Brief
Collect every line of the records below that contains the word "подъ".

Exercise inputs
--

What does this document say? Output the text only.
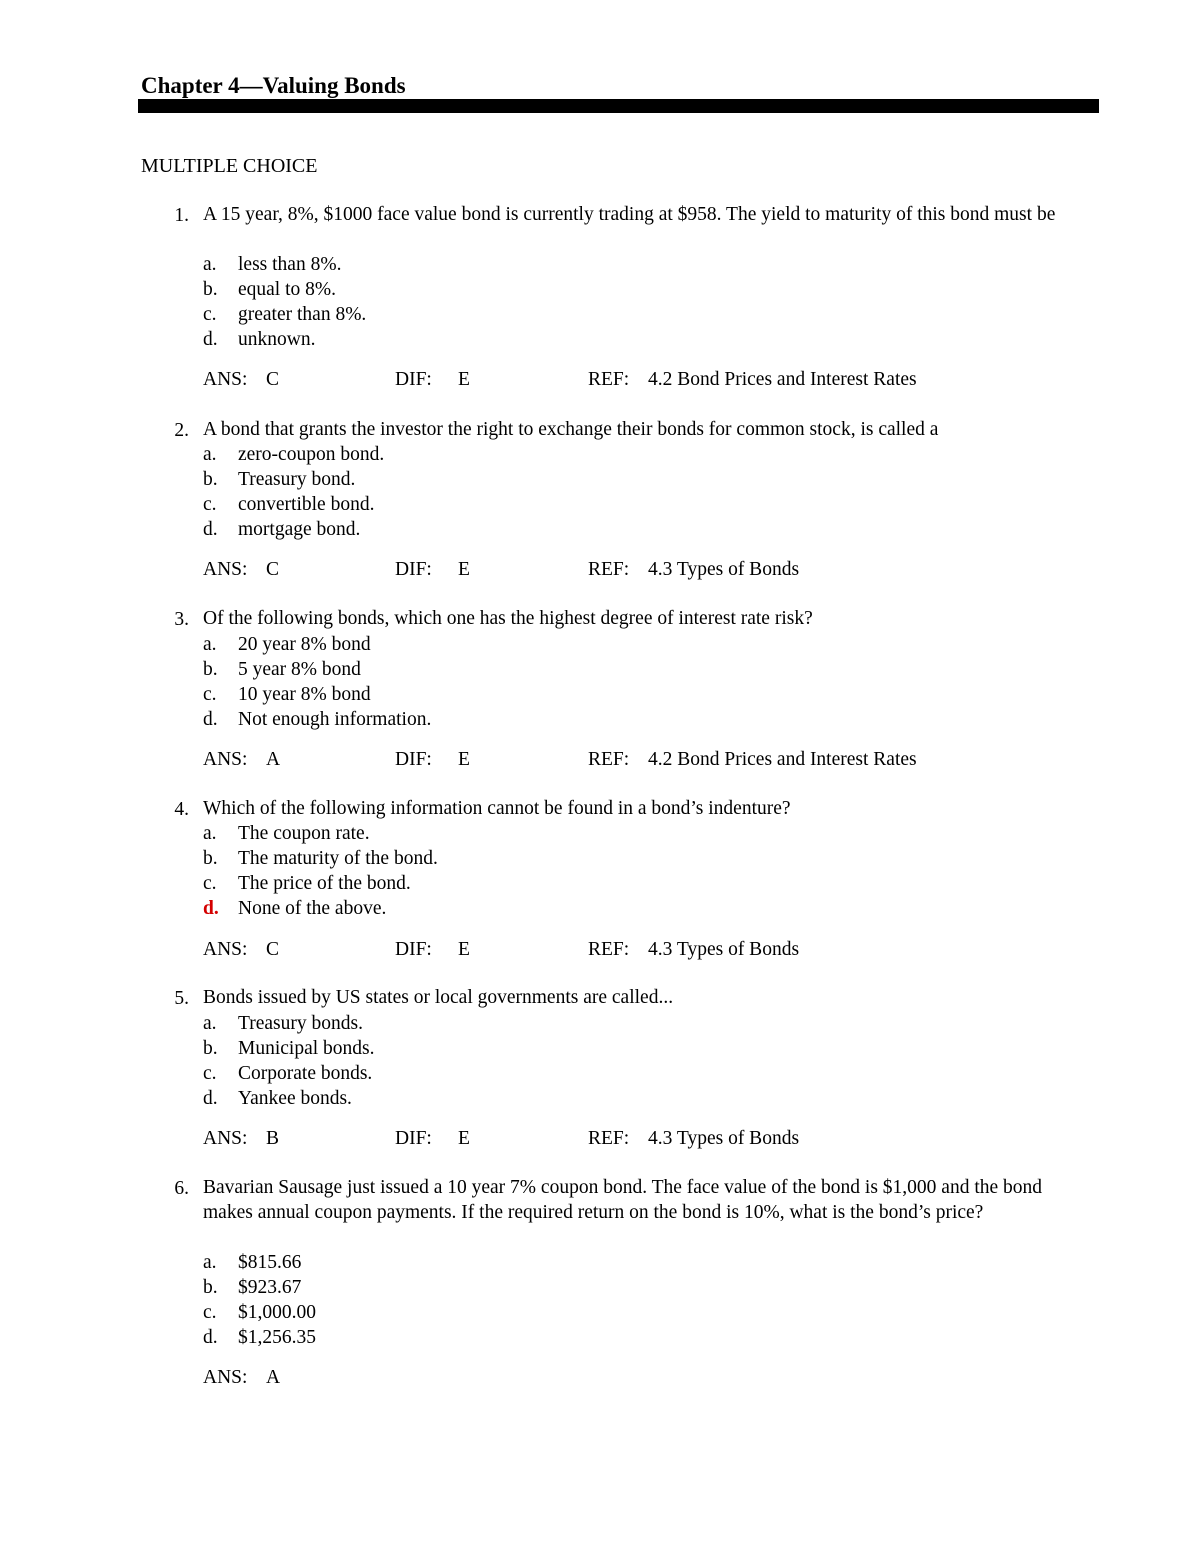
Chapter 4—Valuing Bonds
MULTIPLE CHOICE
1. A 15 year, 8%, $1000 face value bond is currently trading at $958. The yield to maturity of this bond must be
a. less than 8%.
b. equal to 8%.
c. greater than 8%.
d. unknown.
ANS: C	DIF: E	REF: 4.2 Bond Prices and Interest Rates
2. A bond that grants the investor the right to exchange their bonds for common stock, is called a
a. zero-coupon bond.
b. Treasury bond.
c. convertible bond.
d. mortgage bond.
ANS: C	DIF: E	REF: 4.3 Types of Bonds
3. Of the following bonds, which one has the highest degree of interest rate risk?
a. 20 year 8% bond
b. 5 year 8% bond
c. 10 year 8% bond
d. Not enough information.
ANS: A	DIF: E	REF: 4.2 Bond Prices and Interest Rates
4. Which of the following information cannot be found in a bond’s indenture?
a. The coupon rate.
b. The maturity of the bond.
c. The price of the bond.
d. None of the above.
ANS: C	DIF: E	REF: 4.3 Types of Bonds
5. Bonds issued by US states or local governments are called...
a. Treasury bonds.
b. Municipal bonds.
c. Corporate bonds.
d. Yankee bonds.
ANS: B	DIF: E	REF: 4.3 Types of Bonds
6. Bavarian Sausage just issued a 10 year 7% coupon bond. The face value of the bond is $1,000 and the bond makes annual coupon payments. If the required return on the bond is 10%, what is the bond’s price?
a. $815.66
b. $923.67
c. $1,000.00
d. $1,256.35
ANS: A
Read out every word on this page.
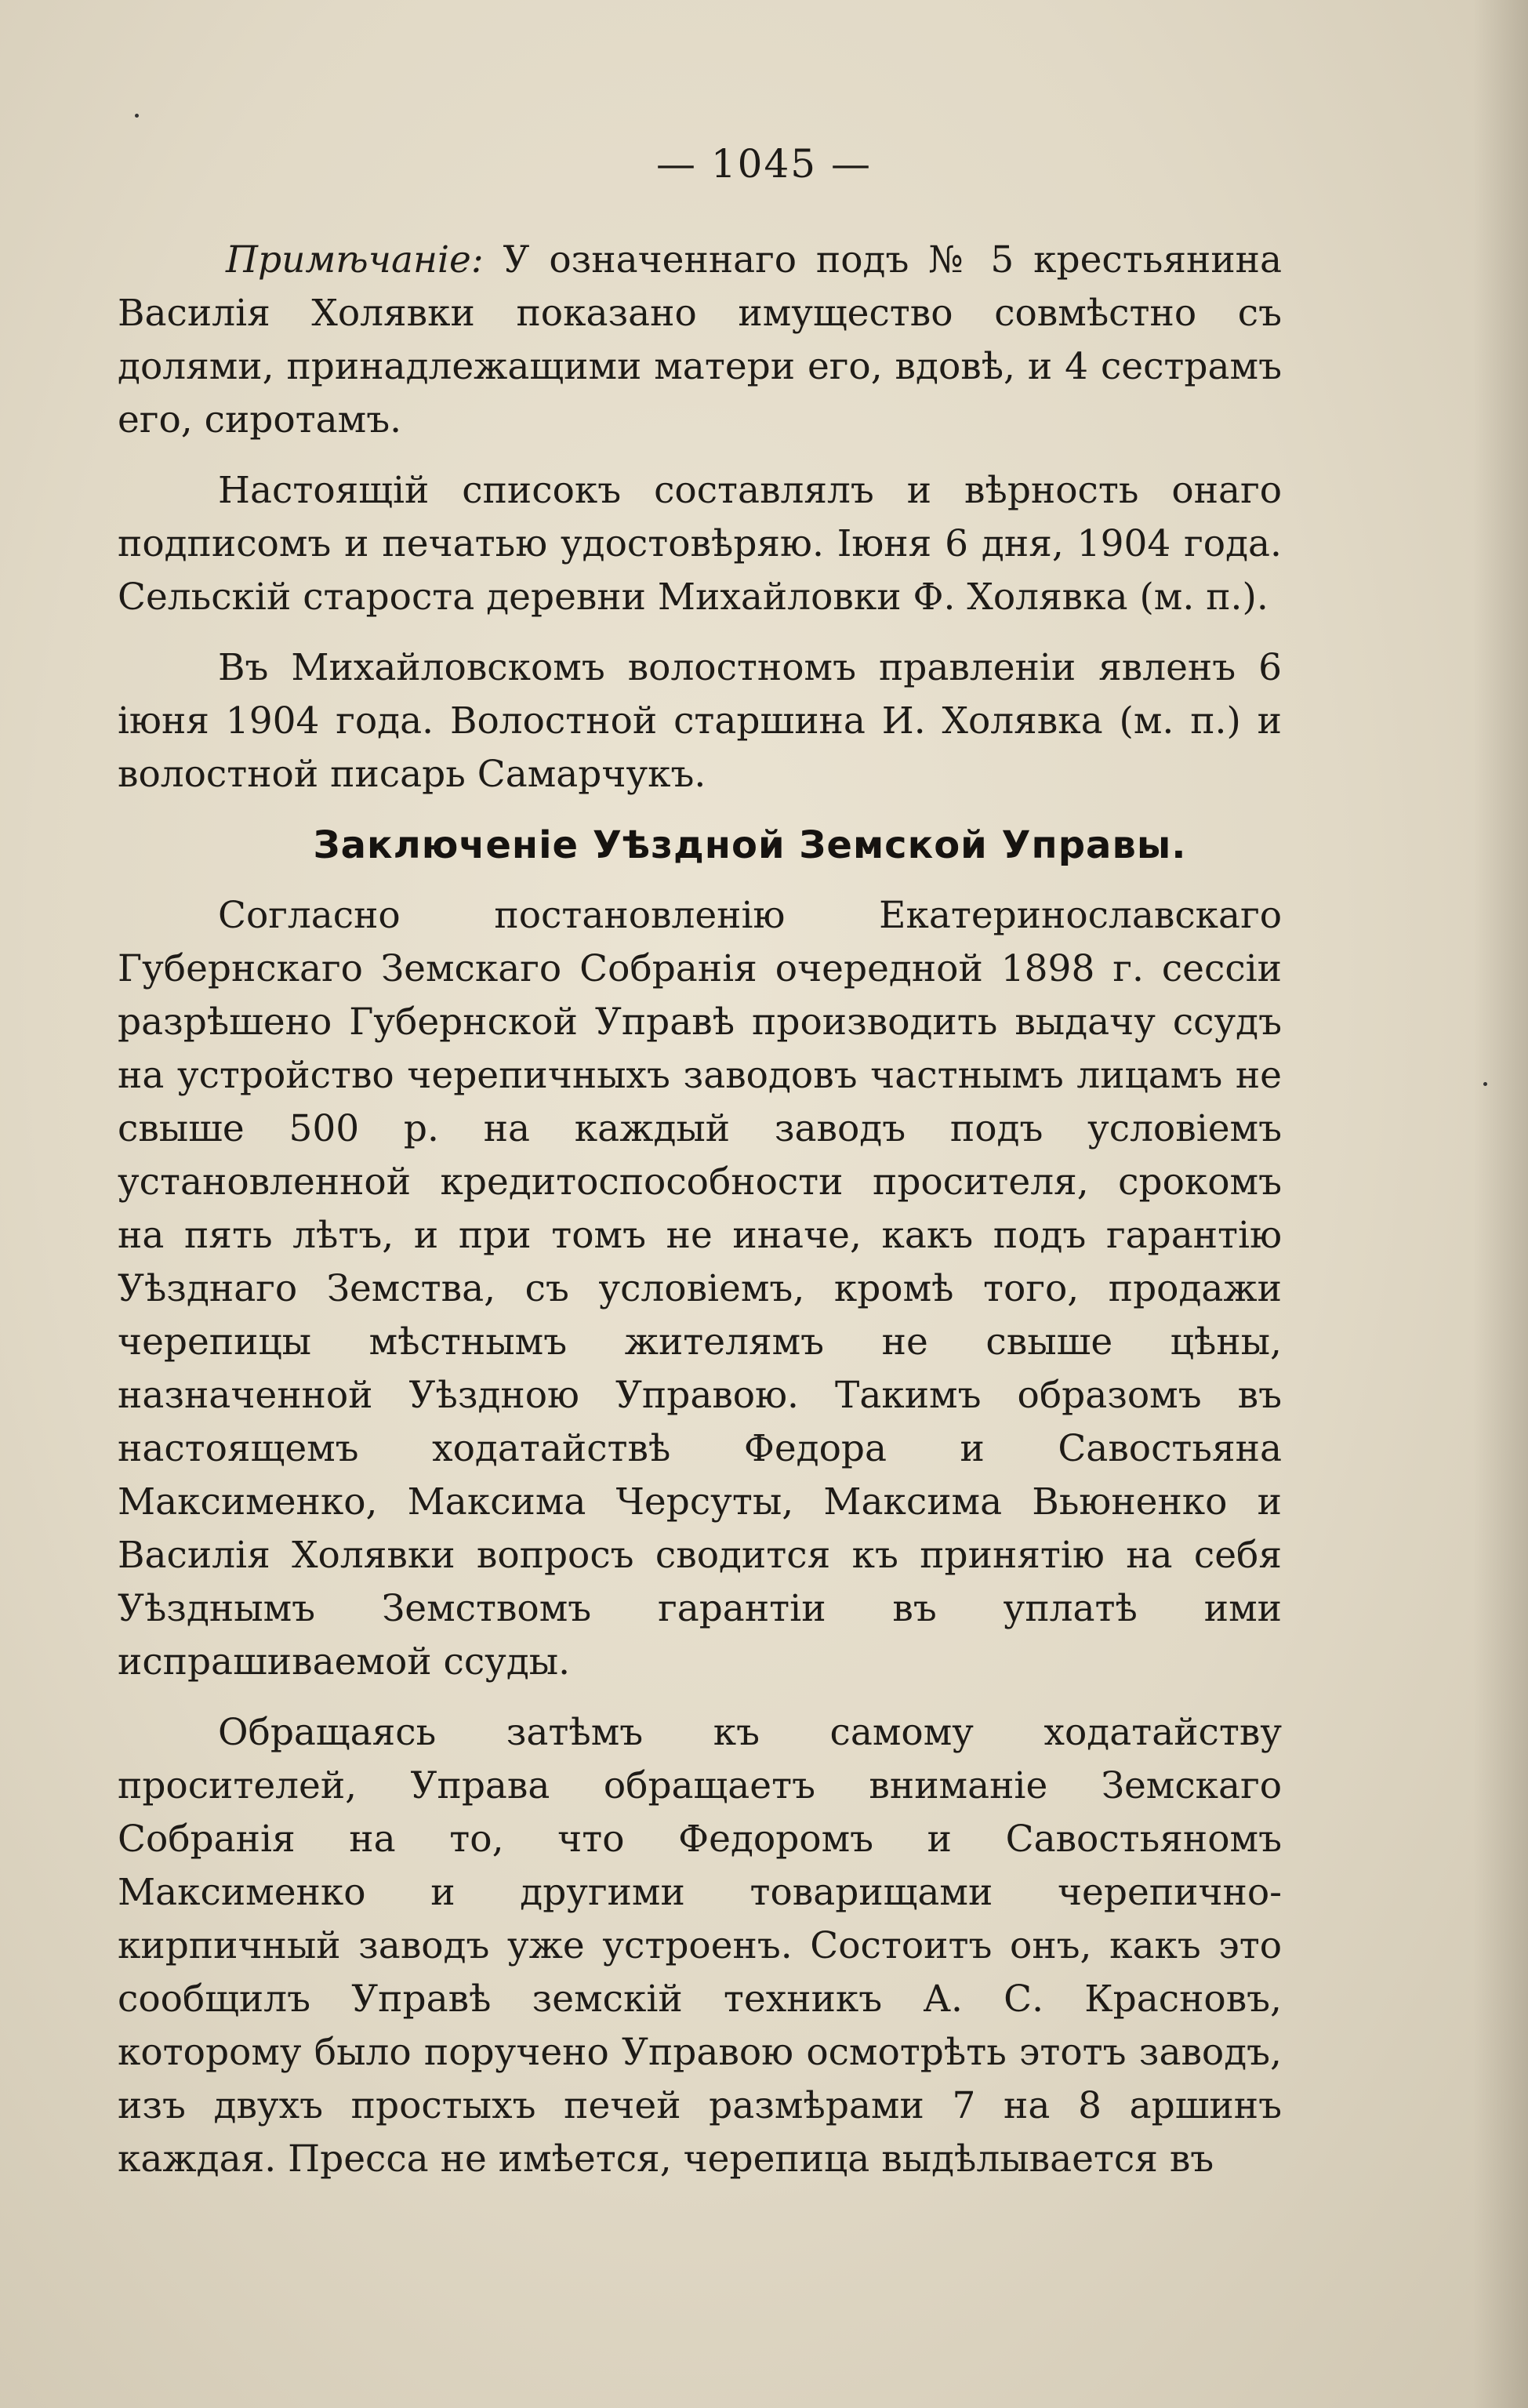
— 1045 —

Примѣчаніе: У означеннаго подъ № 5 крестьянина Василія Холявки показано имущество совмѣстно съ долями, принадлежащими матери его, вдовѣ, и 4 сестрамъ его, сиротамъ.

Настоящій списокъ составлялъ и вѣрность онаго подписомъ и печатью удостовѣряю. Іюня 6 дня, 1904 года. Сельскій староста деревни Михайловки Ф. Холявка (м. п.).

Въ Михайловскомъ волостномъ правленіи явленъ 6 іюня 1904 года. Волостной старшина И. Холявка (м. п.) и волостной писарь Самарчукъ.

Заключеніе Уѣздной Земской Управы.

Согласно постановленію Екатеринославскаго Губернскаго Земскаго Собранія очередной 1898 г. сессіи разрѣшено Губернской Управѣ производить выдачу ссудъ на устройство черепичныхъ заводовъ частнымъ лицамъ не свыше 500 р. на каждый заводъ подъ условіемъ установленной кредитоспособности просителя, срокомъ на пять лѣтъ, и при томъ не иначе, какъ подъ гарантію Уѣзднаго Земства, съ условіемъ, кромѣ того, продажи черепицы мѣстнымъ жителямъ не свыше цѣны, назначенной Уѣздною Управою. Такимъ образомъ въ настоящемъ ходатайствѣ Федора и Савостьяна Максименко, Максима Черсуты, Максима Вьюненко и Василія Холявки вопросъ сводится къ принятію на себя Уѣзднымъ Земствомъ гарантіи въ уплатѣ ими испрашиваемой ссуды.

Обращаясь затѣмъ къ самому ходатайству просителей, Управа обращаетъ вниманіе Земскаго Собранія на то, что Федоромъ и Савостьяномъ Максименко и другими товарищами черепично-кирпичный заводъ уже устроенъ. Состоитъ онъ, какъ это сообщилъ Управѣ земскій техникъ А. С. Красновъ, которому было поручено Управою осмотрѣть этотъ заводъ, изъ двухъ простыхъ печей размѣрами 7 на 8 аршинъ каждая. Пресса не имѣется, черепица выдѣлывается въ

--

Correct answer
Примѣчаніе: У означеннаго подъ № 5 крестьянина Василія Холявки показано имущество совмѣстно съ долями, принадлежащими матери его, вдовѣ, и 4 сестрамъ его, сиротамъ.
Согласно постановленію Екатеринославскаго Губернскаго Земскаго Собранія очередной 1898 г. сессіи разрѣшено Губернской Управѣ производить выдачу ссудъ на устройство черепичныхъ заводовъ частнымъ лицамъ не свыше 500 р. на каждый заводъ подъ условіемъ установленной кредитоспособности просителя, срокомъ на пять лѣтъ, и при томъ не иначе, какъ подъ гарантію Уѣзднаго Земства, съ условіемъ, кромѣ того, продажи черепицы мѣстнымъ жителямъ не свыше цѣны, назначенной Уѣздною Управою. Такимъ образомъ въ настоящемъ ходатайствѣ Федора и Савостьяна Максименко, Максима Черсуты, Максима Вьюненко и Василія Холявки вопросъ сводится къ принятію на себя Уѣзднымъ Земствомъ гарантіи въ уплатѣ ими испрашиваемой ссуды.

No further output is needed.